━━ Records to use

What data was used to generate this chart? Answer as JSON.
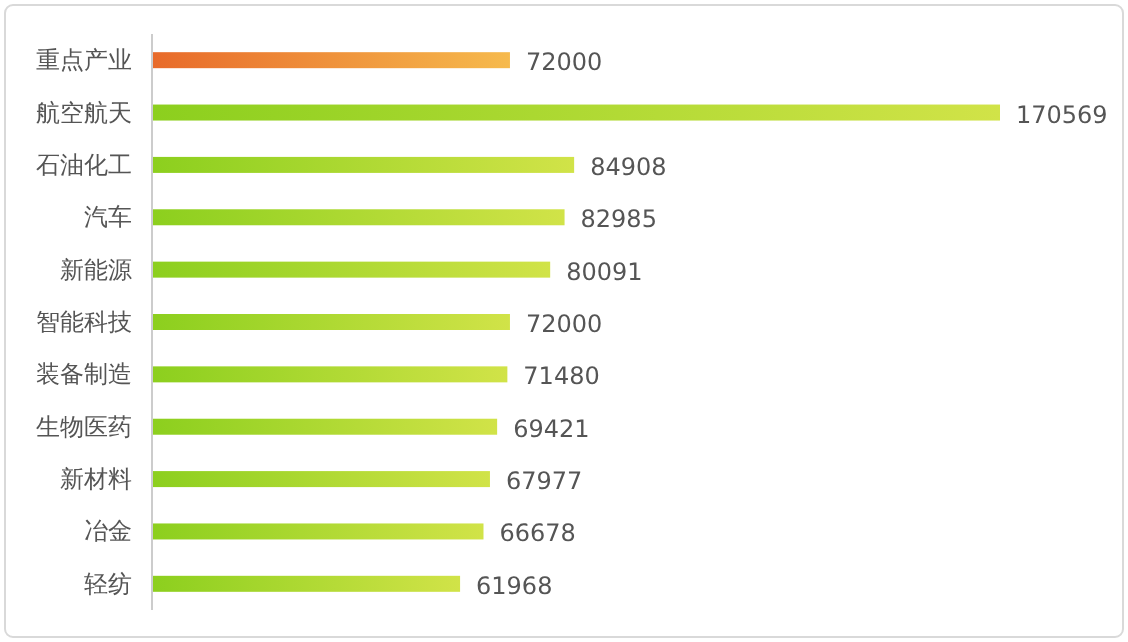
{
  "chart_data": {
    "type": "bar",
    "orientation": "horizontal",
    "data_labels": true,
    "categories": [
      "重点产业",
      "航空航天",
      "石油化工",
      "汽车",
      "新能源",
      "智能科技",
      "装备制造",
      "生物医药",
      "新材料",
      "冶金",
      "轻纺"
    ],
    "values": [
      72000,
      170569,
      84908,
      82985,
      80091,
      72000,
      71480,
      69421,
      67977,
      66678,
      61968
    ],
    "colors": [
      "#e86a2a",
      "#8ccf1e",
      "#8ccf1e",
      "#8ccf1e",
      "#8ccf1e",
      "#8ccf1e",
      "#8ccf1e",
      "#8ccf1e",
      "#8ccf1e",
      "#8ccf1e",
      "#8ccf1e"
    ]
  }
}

━━━━
━━ Records to use

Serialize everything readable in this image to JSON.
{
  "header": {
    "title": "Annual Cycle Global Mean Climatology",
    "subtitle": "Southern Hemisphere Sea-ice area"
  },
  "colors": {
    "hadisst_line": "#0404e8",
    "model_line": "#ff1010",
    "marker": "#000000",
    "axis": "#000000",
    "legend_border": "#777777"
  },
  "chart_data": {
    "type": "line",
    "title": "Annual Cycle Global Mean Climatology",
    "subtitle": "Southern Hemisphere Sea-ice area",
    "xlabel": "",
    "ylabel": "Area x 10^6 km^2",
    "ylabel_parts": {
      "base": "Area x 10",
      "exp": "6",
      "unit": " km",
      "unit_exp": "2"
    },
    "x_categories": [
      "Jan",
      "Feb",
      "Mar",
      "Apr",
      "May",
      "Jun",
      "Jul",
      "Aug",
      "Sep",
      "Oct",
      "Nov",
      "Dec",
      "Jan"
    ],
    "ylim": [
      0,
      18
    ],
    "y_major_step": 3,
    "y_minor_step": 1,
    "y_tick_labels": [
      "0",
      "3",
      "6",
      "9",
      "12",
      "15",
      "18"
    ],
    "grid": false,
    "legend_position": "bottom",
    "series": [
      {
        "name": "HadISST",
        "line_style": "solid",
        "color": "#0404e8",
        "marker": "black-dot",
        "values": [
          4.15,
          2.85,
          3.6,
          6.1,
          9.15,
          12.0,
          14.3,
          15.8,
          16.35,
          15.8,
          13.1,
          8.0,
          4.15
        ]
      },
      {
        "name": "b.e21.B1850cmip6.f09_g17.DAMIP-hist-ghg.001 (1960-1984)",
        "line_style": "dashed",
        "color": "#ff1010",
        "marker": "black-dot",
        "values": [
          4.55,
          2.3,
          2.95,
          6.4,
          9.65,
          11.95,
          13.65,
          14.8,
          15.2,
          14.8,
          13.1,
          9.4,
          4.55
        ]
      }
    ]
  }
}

━━━━

Goal of the exercise. From the entries, report each line that includes the word "JSON".

Solution to this exercise.
What data was used to generate this chart? Answer as JSON.
Serialize everything readable in this image to JSON.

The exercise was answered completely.